→ **REQUIREMENTS**
Here are records with pictures in them. Copy all of them exactly and leave the pictures out.

→ **RECORDS**
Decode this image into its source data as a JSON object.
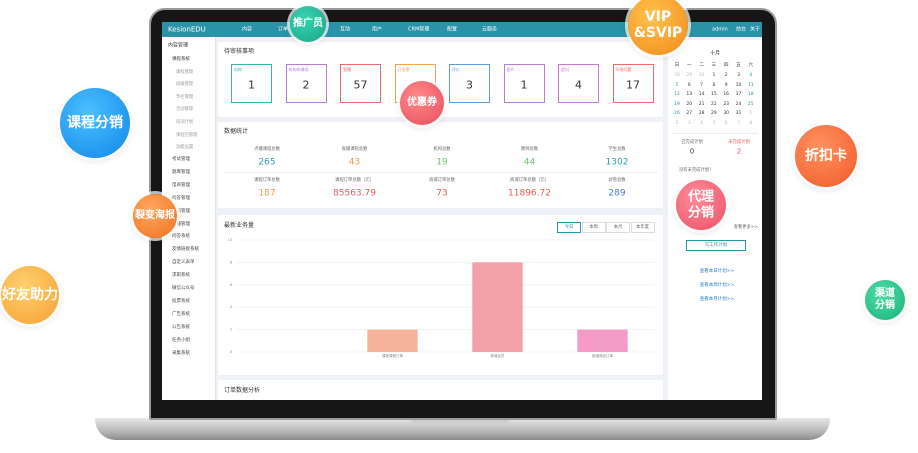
{
  "badges": [
    {
      "lines": [
        "推广员"
      ]
    },
    {
      "lines": [
        "VIP",
        "&SVIP"
      ]
    },
    {
      "lines": [
        "课程分销"
      ]
    },
    {
      "lines": [
        "优惠券"
      ]
    },
    {
      "lines": [
        "折扣卡"
      ]
    },
    {
      "lines": [
        "裂变海报"
      ]
    },
    {
      "lines": [
        "代理",
        "分销"
      ]
    },
    {
      "lines": [
        "好友助力"
      ]
    },
    {
      "lines": [
        "渠道",
        "分销"
      ]
    }
  ],
  "app": {
    "logo": "KesionEDU",
    "nav": [
      "内容",
      "订单",
      "互动",
      "用户",
      "CRM管理",
      "配置",
      "云服务"
    ],
    "user": "admin",
    "links": [
      "前台",
      "关于"
    ],
    "sidebar": {
      "title": "内容管理",
      "group": "课程系统",
      "subitems": [
        "课程管理",
        "班级管理",
        "专栏管理",
        "活动管理",
        "培训计划",
        "课程包管理",
        "功能设置"
      ],
      "items": [
        "考试管理",
        "题库管理",
        "电商管理",
        "问答管理",
        "资讯管理",
        "直播管理",
        "问答系统",
        "友情链接系统",
        "自定义表单",
        "求职系统",
        "微信公众号",
        "投票系统",
        "广告系统",
        "公告系统",
        "任务小组",
        "采集系统"
      ]
    },
    "pending": {
      "title": "待审核事项",
      "cards": [
        {
          "label": "机构",
          "value": 1,
          "color": "#3bb3a8"
        },
        {
          "label": "机构的课程",
          "value": 2,
          "color": "#b57fd6"
        },
        {
          "label": "直播",
          "value": 57,
          "color": "#e86a6a"
        },
        {
          "label": "开发票",
          "color": "#f0a45a"
        },
        {
          "label": "评价",
          "value": 3,
          "color": "#5b9fe0"
        },
        {
          "label": "图片",
          "value": 1,
          "color": "#b57fd6"
        },
        {
          "label": "提问",
          "value": 4,
          "color": "#c47ad6"
        },
        {
          "label": "问答问题",
          "value": 17,
          "color": "#e86a6a"
        }
      ]
    },
    "stats": {
      "title": "数据统计",
      "items": [
        {
          "label": "点播课程总数",
          "value": 265,
          "color": "#2f9fb0"
        },
        {
          "label": "直播课程总数",
          "value": 43,
          "color": "#f29a4a"
        },
        {
          "label": "机构总数",
          "value": 19,
          "color": "#6cc36c"
        },
        {
          "label": "教师总数",
          "value": 44,
          "color": "#6cc36c"
        },
        {
          "label": "学生总数",
          "value": 1302,
          "color": "#2f9fb0"
        },
        {
          "label": "课程订单总数",
          "value": 187,
          "color": "#f29a4a"
        },
        {
          "label": "课程订单总额（元）",
          "value": 85563.79,
          "color": "#e85a5a"
        },
        {
          "label": "商城订单总数",
          "value": 73,
          "color": "#e85a5a"
        },
        {
          "label": "商城订单总额（元）",
          "value": 11896.72,
          "color": "#e85a5a"
        },
        {
          "label": "试卷总数",
          "value": 289,
          "color": "#4a7fd0"
        }
      ]
    },
    "order_title": "订单数据分析",
    "calendar": {
      "month": "十月",
      "weekdays": [
        "日",
        "一",
        "二",
        "三",
        "四",
        "五",
        "六"
      ],
      "weeks": [
        [
          28,
          29,
          30,
          1,
          2,
          3,
          4
        ],
        [
          5,
          6,
          7,
          8,
          9,
          10,
          11
        ],
        [
          12,
          13,
          14,
          15,
          16,
          17,
          18
        ],
        [
          19,
          20,
          21,
          22,
          23,
          24,
          25
        ],
        [
          26,
          27,
          28,
          29,
          30,
          31,
          1
        ],
        [
          2,
          3,
          4,
          5,
          6,
          7,
          8
        ]
      ]
    },
    "plans": {
      "done_label": "已完成计划",
      "done": 0,
      "todo_label": "未完成计划",
      "todo": 2,
      "empty": "没有未完成计划！",
      "more": "查看更多>>",
      "button": "写工作计划",
      "links": [
        "查看本日计划>>",
        "查看本周计划>>",
        "查看本月计划>>"
      ]
    }
  },
  "chart_data": {
    "type": "bar",
    "title": "最新业务量",
    "tabs": [
      "今日",
      "本周",
      "本月",
      "本年度"
    ],
    "categories": [
      null,
      "课程课程订单",
      "新增会员",
      "新增商品订单"
    ],
    "values": [
      0,
      2,
      8,
      2
    ],
    "colors": [
      "#f4b39a",
      "#f4b39a",
      "#f4a0a8",
      "#f49ac6"
    ],
    "ylim": [
      0,
      10
    ],
    "yticks": [
      0,
      2,
      4,
      6,
      8,
      10
    ]
  }
}
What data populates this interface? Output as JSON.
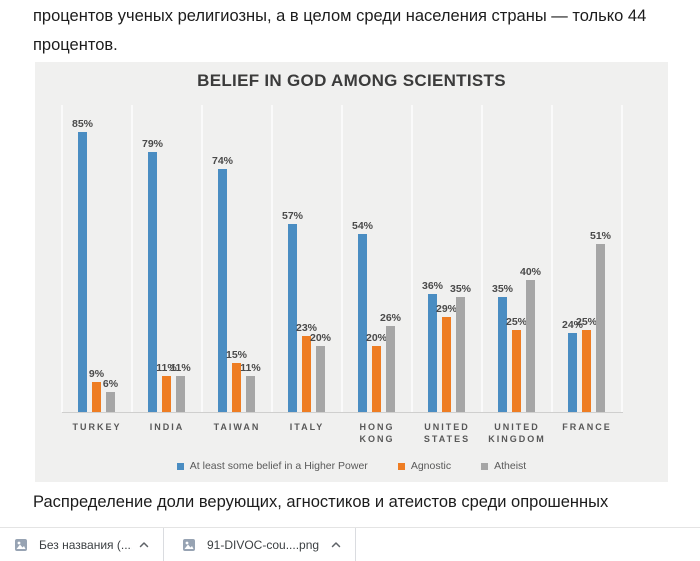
{
  "page": {
    "top_paragraph_lines": [
      "процентов ученых религиозны, а в целом среди населения страны — только 44",
      "процентов."
    ],
    "caption": "Распределение доли верующих, агностиков и атеистов среди опрошенных"
  },
  "chart_data": {
    "type": "bar",
    "title": "BELIEF IN GOD AMONG SCIENTISTS",
    "categories": [
      "TURKEY",
      "INDIA",
      "TAIWAN",
      "ITALY",
      "HONG KONG",
      "UNITED STATES",
      "UNITED KINGDOM",
      "FRANCE"
    ],
    "series": [
      {
        "name": "At least some belief in a Higher Power",
        "color": "#4a8dc2",
        "values": [
          85,
          79,
          74,
          57,
          54,
          36,
          35,
          24
        ]
      },
      {
        "name": "Agnostic",
        "color": "#ee7d23",
        "values": [
          9,
          11,
          15,
          23,
          20,
          29,
          25,
          25
        ]
      },
      {
        "name": "Atheist",
        "color": "#a6a6a6",
        "values": [
          6,
          11,
          11,
          20,
          26,
          35,
          40,
          51
        ]
      }
    ],
    "value_suffix": "%",
    "ylim": [
      0,
      93
    ],
    "grid": "vertical-category-separators",
    "legend_position": "bottom",
    "background": "#f0f0ef"
  },
  "downloads_bar": {
    "items": [
      {
        "filename": "Без названия (....png"
      },
      {
        "filename": "91-DIVOC-cou....png"
      }
    ]
  }
}
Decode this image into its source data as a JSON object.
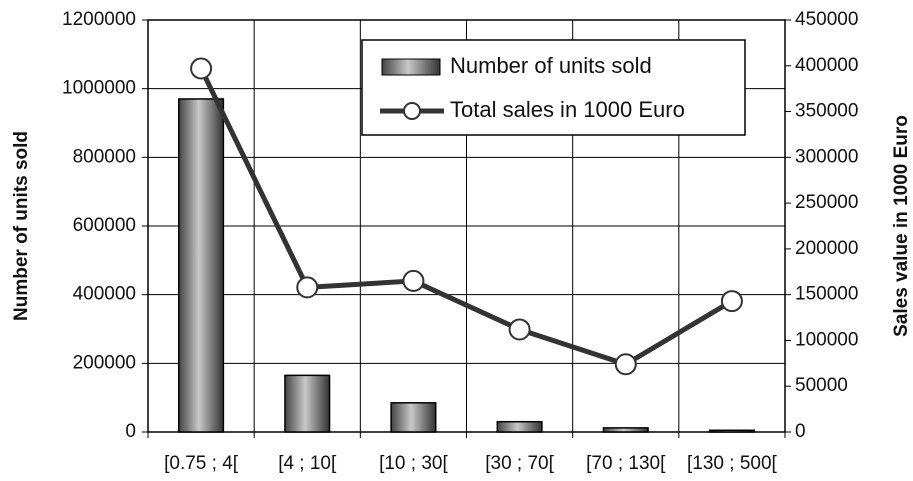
{
  "chart_data": {
    "type": "bar-line",
    "categories": [
      "[0.75 ; 4[",
      "[4 ; 10[",
      "[10 ; 30[",
      "[30 ; 70[",
      "[70 ; 130[",
      "[130 ; 500["
    ],
    "series": [
      {
        "name": "Number of units sold",
        "type": "bar",
        "color": "#6e6e6e",
        "values": [
          970000,
          165000,
          85000,
          30000,
          12000,
          5000
        ]
      },
      {
        "name": "Total sales in 1000 Euro",
        "type": "line",
        "axis": "y2",
        "color": "#333333",
        "values": [
          397000,
          158000,
          165000,
          112000,
          74000,
          143000
        ]
      }
    ],
    "ylabel": "Number of units sold",
    "y2label": "Sales value in 1000 Euro",
    "ylim": [
      0,
      1200000
    ],
    "yticks": [
      0,
      200000,
      400000,
      600000,
      800000,
      1000000,
      1200000
    ],
    "y2lim": [
      0,
      450000
    ],
    "y2ticks": [
      0,
      50000,
      100000,
      150000,
      200000,
      250000,
      300000,
      350000,
      400000,
      450000
    ],
    "grid": true,
    "legend": "top-right"
  }
}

→ **WRITTEN ANSWER**
Decode this image into its source data as a JSON object.
{
  "badges": [
    {
      "lines": [
        "推广员"
      ]
    },
    {
      "lines": [
        "VIP",
        "&SVIP"
      ]
    },
    {
      "lines": [
        "课程分销"
      ]
    },
    {
      "lines": [
        "优惠券"
      ]
    },
    {
      "lines": [
        "折扣卡"
      ]
    },
    {
      "lines": [
        "裂变海报"
      ]
    },
    {
      "lines": [
        "代理",
        "分销"
      ]
    },
    {
      "lines": [
        "好友助力"
      ]
    },
    {
      "lines": [
        "渠道",
        "分销"
      ]
    }
  ],
  "app": {
    "logo": "KesionEDU",
    "nav": [
      "内容",
      "订单",
      "互动",
      "用户",
      "CRM管理",
      "配置",
      "云服务"
    ],
    "user": "admin",
    "links": [
      "前台",
      "关于"
    ],
    "sidebar": {
      "title": "内容管理",
      "group": "课程系统",
      "subitems": [
        "课程管理",
        "班级管理",
        "专栏管理",
        "活动管理",
        "培训计划",
        "课程包管理",
        "功能设置"
      ],
      "items": [
        "考试管理",
        "题库管理",
        "电商管理",
        "问答管理",
        "资讯管理",
        "直播管理",
        "问答系统",
        "友情链接系统",
        "自定义表单",
        "求职系统",
        "微信公众号",
        "投票系统",
        "广告系统",
        "公告系统",
        "任务小组",
        "采集系统"
      ]
    },
    "pending": {
      "title": "待审核事项",
      "cards": [
        {
          "label": "机构",
          "value": 1,
          "color": "#3bb3a8"
        },
        {
          "label": "机构的课程",
          "value": 2,
          "color": "#b57fd6"
        },
        {
          "label": "直播",
          "value": 57,
          "color": "#e86a6a"
        },
        {
          "label": "开发票",
          "color": "#f0a45a"
        },
        {
          "label": "评价",
          "value": 3,
          "color": "#5b9fe0"
        },
        {
          "label": "图片",
          "value": 1,
          "color": "#b57fd6"
        },
        {
          "label": "提问",
          "value": 4,
          "color": "#c47ad6"
        },
        {
          "label": "问答问题",
          "value": 17,
          "color": "#e86a6a"
        }
      ]
    },
    "stats": {
      "title": "数据统计",
      "items": [
        {
          "label": "点播课程总数",
          "value": 265,
          "color": "#2f9fb0"
        },
        {
          "label": "直播课程总数",
          "value": 43,
          "color": "#f29a4a"
        },
        {
          "label": "机构总数",
          "value": 19,
          "color": "#6cc36c"
        },
        {
          "label": "教师总数",
          "value": 44,
          "color": "#6cc36c"
        },
        {
          "label": "学生总数",
          "value": 1302,
          "color": "#2f9fb0"
        },
        {
          "label": "课程订单总数",
          "value": 187,
          "color": "#f29a4a"
        },
        {
          "label": "课程订单总额（元）",
          "value": 85563.79,
          "color": "#e85a5a"
        },
        {
          "label": "商城订单总数",
          "value": 73,
          "color": "#e85a5a"
        },
        {
          "label": "商城订单总额（元）",
          "value": 11896.72,
          "color": "#e85a5a"
        },
        {
          "label": "试卷总数",
          "value": 289,
          "color": "#4a7fd0"
        }
      ]
    },
    "order_title": "订单数据分析",
    "calendar": {
      "month": "十月",
      "weekdays": [
        "日",
        "一",
        "二",
        "三",
        "四",
        "五",
        "六"
      ],
      "weeks": [
        [
          28,
          29,
          30,
          1,
          2,
          3,
          4
        ],
        [
          5,
          6,
          7,
          8,
          9,
          10,
          11
        ],
        [
          12,
          13,
          14,
          15,
          16,
          17,
          18
        ],
        [
          19,
          20,
          21,
          22,
          23,
          24,
          25
        ],
        [
          26,
          27,
          28,
          29,
          30,
          31,
          1
        ],
        [
          2,
          3,
          4,
          5,
          6,
          7,
          8
        ]
      ]
    },
    "plans": {
      "done_label": "已完成计划",
      "done": 0,
      "todo_label": "未完成计划",
      "todo": 2,
      "empty": "没有未完成计划！",
      "more": "查看更多>>",
      "button": "写工作计划",
      "links": [
        "查看本日计划>>",
        "查看本周计划>>",
        "查看本月计划>>"
      ]
    }
  },
  "chart_data": {
    "type": "bar",
    "title": "最新业务量",
    "tabs": [
      "今日",
      "本周",
      "本月",
      "本年度"
    ],
    "categories": [
      null,
      "课程课程订单",
      "新增会员",
      "新增商品订单"
    ],
    "values": [
      0,
      2,
      8,
      2
    ],
    "colors": [
      "#f4b39a",
      "#f4b39a",
      "#f4a0a8",
      "#f49ac6"
    ],
    "ylim": [
      0,
      10
    ],
    "yticks": [
      0,
      2,
      4,
      6,
      8,
      10
    ]
  }
}
What data populates this interface? Output as JSON.
{
  "page": {
    "top_paragraph_lines": [
      "процентов ученых религиозны, а в целом среди населения страны — только 44",
      "процентов."
    ],
    "caption": "Распределение доли верующих, агностиков и атеистов среди опрошенных"
  },
  "chart_data": {
    "type": "bar",
    "title": "BELIEF IN GOD AMONG SCIENTISTS",
    "categories": [
      "TURKEY",
      "INDIA",
      "TAIWAN",
      "ITALY",
      "HONG KONG",
      "UNITED STATES",
      "UNITED KINGDOM",
      "FRANCE"
    ],
    "series": [
      {
        "name": "At least some belief in a Higher Power",
        "color": "#4a8dc2",
        "values": [
          85,
          79,
          74,
          57,
          54,
          36,
          35,
          24
        ]
      },
      {
        "name": "Agnostic",
        "color": "#ee7d23",
        "values": [
          9,
          11,
          15,
          23,
          20,
          29,
          25,
          25
        ]
      },
      {
        "name": "Atheist",
        "color": "#a6a6a6",
        "values": [
          6,
          11,
          11,
          20,
          26,
          35,
          40,
          51
        ]
      }
    ],
    "value_suffix": "%",
    "ylim": [
      0,
      93
    ],
    "grid": "vertical-category-separators",
    "legend_position": "bottom",
    "background": "#f0f0ef"
  },
  "downloads_bar": {
    "items": [
      {
        "filename": "Без названия (....png"
      },
      {
        "filename": "91-DIVOC-cou....png"
      }
    ]
  }
}
Decode this image into its source data as a JSON object.
{
  "chart_data": {
    "type": "bar-line",
    "categories": [
      "[0.75 ; 4[",
      "[4 ; 10[",
      "[10 ; 30[",
      "[30 ; 70[",
      "[70 ; 130[",
      "[130 ; 500["
    ],
    "series": [
      {
        "name": "Number of units sold",
        "type": "bar",
        "color": "#6e6e6e",
        "values": [
          970000,
          165000,
          85000,
          30000,
          12000,
          5000
        ]
      },
      {
        "name": "Total sales in 1000 Euro",
        "type": "line",
        "axis": "y2",
        "color": "#333333",
        "values": [
          397000,
          158000,
          165000,
          112000,
          74000,
          143000
        ]
      }
    ],
    "ylabel": "Number of units sold",
    "y2label": "Sales value in 1000 Euro",
    "ylim": [
      0,
      1200000
    ],
    "yticks": [
      0,
      200000,
      400000,
      600000,
      800000,
      1000000,
      1200000
    ],
    "y2lim": [
      0,
      450000
    ],
    "y2ticks": [
      0,
      50000,
      100000,
      150000,
      200000,
      250000,
      300000,
      350000,
      400000,
      450000
    ],
    "grid": true,
    "legend": "top-right"
  }
}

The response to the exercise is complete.